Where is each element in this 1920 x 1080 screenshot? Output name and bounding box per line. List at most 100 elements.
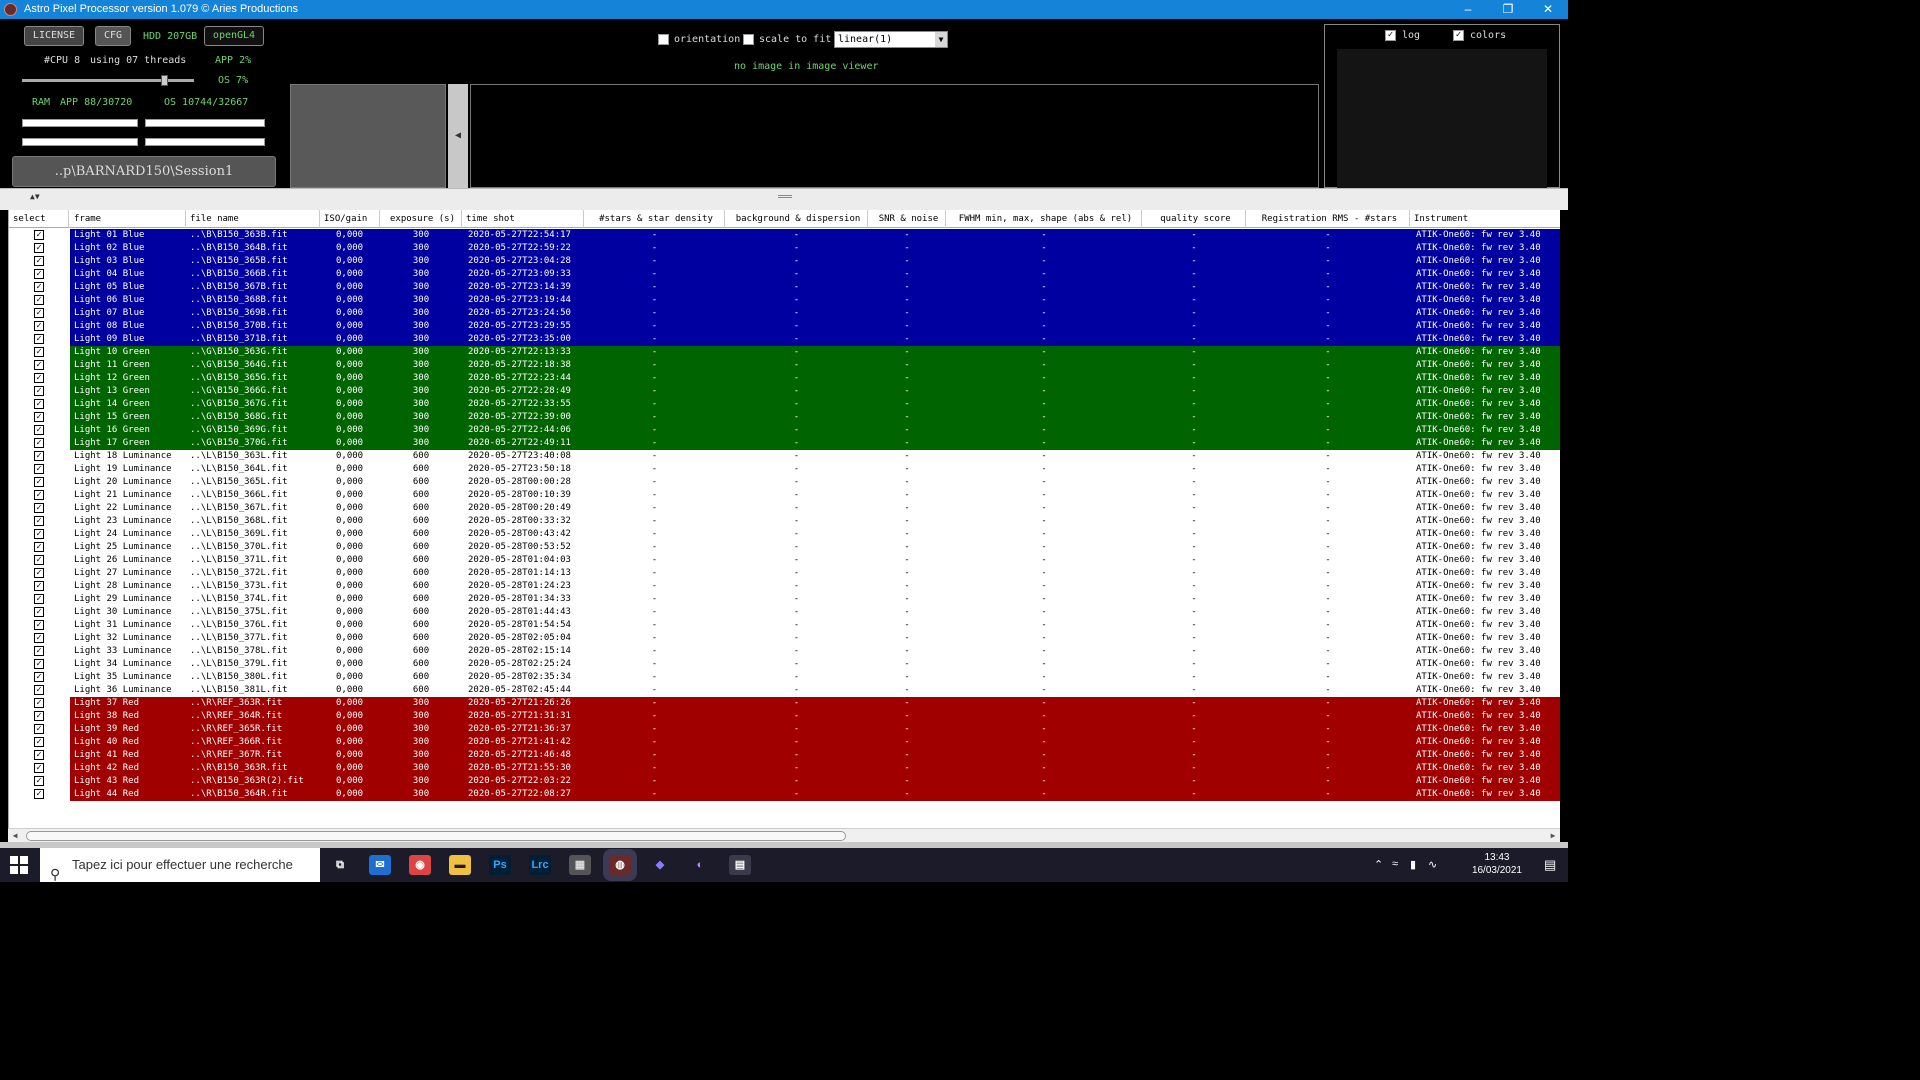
column-header-snr[interactable]: SNR & noise [868,210,946,228]
table-row[interactable]: ✓ Light 33 Luminance ..\L\B150_378L.fit 0,0… [9,645,1560,658]
threads-slider-track[interactable] [22,79,194,82]
table-row[interactable]: ✓ Light 22 Luminance ..\L\B150_367L.fit 0,0… [9,502,1560,515]
table-row[interactable]: ✓ Light 24 Luminance ..\L\B150_369L.fit 0,0… [9,528,1560,541]
table-row[interactable]: ✓ Light 10 Green ..\G\B150_363G.fit 0,000 30… [9,346,1560,359]
table-row[interactable]: ✓ Light 19 Luminance ..\L\B150_364L.fit 0,0… [9,463,1560,476]
collapse-arrow-icon[interactable]: ◀ [455,130,461,141]
minimize-button[interactable]: – [1448,0,1488,19]
table-row[interactable]: ✓ Light 27 Luminance ..\L\B150_372L.fit 0,0… [9,567,1560,580]
row-checkbox[interactable]: ✓ [34,373,44,383]
row-checkbox[interactable]: ✓ [34,230,44,240]
row-checkbox[interactable]: ✓ [34,607,44,617]
table-row[interactable]: ✓ Light 02 Blue ..\B\B150_364B.fit 0,000 300… [9,242,1560,255]
row-checkbox[interactable]: ✓ [34,269,44,279]
taskbar-app-generic-icon[interactable]: ▦ [569,855,591,875]
column-header-file-name[interactable]: file name [186,210,320,228]
table-row[interactable]: ✓ Light 03 Blue ..\B\B150_365B.fit 0,000 300… [9,255,1560,268]
scroll-right-icon[interactable]: ▶ [1546,829,1560,843]
table-row[interactable]: ✓ Light 40 Red ..\R\REF_366R.fit 0,000 300 20… [9,736,1560,749]
row-checkbox[interactable]: ✓ [34,529,44,539]
row-checkbox[interactable]: ✓ [34,568,44,578]
row-checkbox[interactable]: ✓ [34,321,44,331]
table-row[interactable]: ✓ Light 21 Luminance ..\L\B150_366L.fit 0,0… [9,489,1560,502]
table-row[interactable]: ✓ Light 17 Green ..\G\B150_370G.fit 0,000 30… [9,437,1560,450]
row-checkbox[interactable]: ✓ [34,477,44,487]
table-row[interactable]: ✓ Light 38 Red ..\R\REF_364R.fit 0,000 300 20… [9,710,1560,723]
tray-chevron-up-icon[interactable]: ⌃ [1374,858,1383,871]
row-checkbox[interactable]: ✓ [34,789,44,799]
row-checkbox[interactable]: ✓ [34,256,44,266]
table-row[interactable]: ✓ Light 14 Green ..\G\B150_367G.fit 0,000 30… [9,398,1560,411]
row-checkbox[interactable]: ✓ [34,711,44,721]
taskbar-photoshop-icon[interactable]: Ps [489,855,511,875]
threads-slider-thumb[interactable] [161,75,168,86]
table-row[interactable]: ✓ Light 18 Luminance ..\L\B150_363L.fit 0,0… [9,450,1560,463]
taskbar-calculator-icon[interactable]: ▤ [729,855,751,875]
notification-icon[interactable]: ▤ [1544,857,1556,873]
row-checkbox[interactable]: ✓ [34,633,44,643]
column-header-instrument[interactable]: Instrument [1410,210,1560,228]
close-button[interactable]: ✕ [1528,0,1568,19]
panel-divider[interactable]: ▲▼ [0,188,1568,210]
scrollbar-thumb[interactable] [26,831,846,841]
row-checkbox[interactable]: ✓ [34,516,44,526]
scroll-left-icon[interactable]: ◀ [8,829,22,843]
table-row[interactable]: ✓ Light 25 Luminance ..\L\B150_370L.fit 0,0… [9,541,1560,554]
row-checkbox[interactable]: ✓ [34,425,44,435]
sort-toggle-icon[interactable]: ▲▼ [30,192,40,201]
table-row[interactable]: ✓ Light 32 Luminance ..\L\B150_377L.fit 0,0… [9,632,1560,645]
taskbar-search-box[interactable]: ⚲ Tapez ici pour effectuer une recherche [40,848,320,882]
table-row[interactable]: ✓ Light 39 Red ..\R\REF_365R.fit 0,000 300 20… [9,723,1560,736]
table-row[interactable]: ✓ Light 42 Red ..\R\B150_363R.fit 0,000 300 2… [9,762,1560,775]
table-row[interactable]: ✓ Light 23 Luminance ..\L\B150_368L.fit 0,0… [9,515,1560,528]
row-checkbox[interactable]: ✓ [34,698,44,708]
row-checkbox[interactable]: ✓ [34,490,44,500]
table-row[interactable]: ✓ Light 37 Red ..\R\REF_363R.fit 0,000 300 20… [9,697,1560,710]
image-viewer[interactable] [470,84,1319,188]
battery-icon[interactable]: ▮ [1410,858,1416,871]
table-row[interactable]: ✓ Light 44 Red ..\R\B150_364R.fit 0,000 300 2… [9,788,1560,801]
column-header-select[interactable]: select [9,210,69,228]
wifi-icon[interactable]: ∿ [1428,858,1437,871]
row-checkbox[interactable]: ✓ [34,503,44,513]
table-row[interactable]: ✓ Light 12 Green ..\G\B150_365G.fit 0,000 30… [9,372,1560,385]
table-row[interactable]: ✓ Light 35 Luminance ..\L\B150_380L.fit 0,0… [9,671,1560,684]
row-checkbox[interactable]: ✓ [34,464,44,474]
panel-splitter[interactable]: ◀ [448,84,468,188]
row-checkbox[interactable]: ✓ [34,763,44,773]
row-checkbox[interactable]: ✓ [34,347,44,357]
row-checkbox[interactable]: ✓ [34,386,44,396]
row-checkbox[interactable]: ✓ [34,438,44,448]
table-row[interactable]: ✓ Light 15 Green ..\G\B150_368G.fit 0,000 30… [9,411,1560,424]
column-header-background[interactable]: background & dispersion [725,210,868,228]
taskbar-task-view-icon[interactable]: ⧉ [329,855,351,875]
row-checkbox[interactable]: ✓ [34,360,44,370]
taskbar-mail-icon[interactable]: ✉ [369,855,391,875]
divider-grip-icon[interactable] [778,195,792,198]
row-checkbox[interactable]: ✓ [34,685,44,695]
row-checkbox[interactable]: ✓ [34,724,44,734]
table-row[interactable]: ✓ Light 36 Luminance ..\L\B150_381L.fit 0,0… [9,684,1560,697]
table-row[interactable]: ✓ Light 07 Blue ..\B\B150_369B.fit 0,000 300… [9,307,1560,320]
orientation-checkbox[interactable] [658,34,669,45]
row-checkbox[interactable]: ✓ [34,334,44,344]
table-row[interactable]: ✓ Light 29 Luminance ..\L\B150_374L.fit 0,0… [9,593,1560,606]
row-checkbox[interactable]: ✓ [34,737,44,747]
column-header-fwhm[interactable]: FWHM min, max, shape (abs & rel) [946,210,1142,228]
column-header-exposure[interactable]: exposure (s) [380,210,462,228]
row-checkbox[interactable]: ✓ [34,672,44,682]
table-row[interactable]: ✓ Light 28 Luminance ..\L\B150_373L.fit 0,0… [9,580,1560,593]
table-row[interactable]: ✓ Light 31 Luminance ..\L\B150_376L.fit 0,0… [9,619,1560,632]
taskbar-explorer-icon[interactable]: ▬ [449,855,471,875]
network-icon[interactable]: ≈ [1392,858,1398,870]
log-checkbox[interactable]: ✓ [1385,30,1396,41]
table-row[interactable]: ✓ Light 04 Blue ..\B\B150_366B.fit 0,000 300… [9,268,1560,281]
table-row[interactable]: ✓ Light 34 Luminance ..\L\B150_379L.fit 0,0… [9,658,1560,671]
row-checkbox[interactable]: ✓ [34,412,44,422]
table-row[interactable]: ✓ Light 30 Luminance ..\L\B150_375L.fit 0,0… [9,606,1560,619]
row-checkbox[interactable]: ✓ [34,646,44,656]
taskbar-clock[interactable]: 13:43 16/03/2021 [1472,851,1522,877]
row-checkbox[interactable]: ✓ [34,750,44,760]
row-checkbox[interactable]: ✓ [34,542,44,552]
chevron-down-icon[interactable]: ▼ [935,32,947,47]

- - - - -

Put the entries from the line with "column-header-snr[interactable]: SNR &" to the line with "row-checkbox[interactable]: ✓ [34,607,44,617]" into a Markdown table with the columns Number and Line, one row per line, skipping any blank lines.

» **Response to the exercise**:
| Number | Line |
|---|---|
| 1 | column-header-snr[interactable]: SNR & noise [868,210,946,228] |
| 2 | table-row[interactable]: ✓ Light 33 Luminance ..\L\B150_378L.fit 0,0… [9,645,1560,658] |
| 3 | threads-slider-track[interactable] [22,79,194,82] |
| 4 | table-row[interactable]: ✓ Light 22 Luminance ..\L\B150_367L.fit 0,0… [9,502,1560,515] |
| 5 | table-row[interactable]: ✓ Light 24 Luminance ..\L\B150_369L.fit 0,0… [9,528,1560,541] |
| 6 | table-row[interactable]: ✓ Light 10 Green ..\G\B150_363G.fit 0,000 30… [9,346,1560,359] |
| 7 | table-row[interactable]: ✓ Light 19 Luminance ..\L\B150_364L.fit 0,0… [9,463,1560,476] |
| 8 | collapse-arrow-icon[interactable]: ◀ [455,130,461,141] |
| 9 | minimize-button[interactable]: – [1448,0,1488,19] |
| 10 | table-row[interactable]: ✓ Light 27 Luminance ..\L\B150_372L.fit 0,0… [9,567,1560,580] |
| 11 | row-checkbox[interactable]: ✓ [34,373,44,383] |
| 12 | row-checkbox[interactable]: ✓ [34,230,44,240] |
| 13 | row-checkbox[interactable]: ✓ [34,607,44,617] |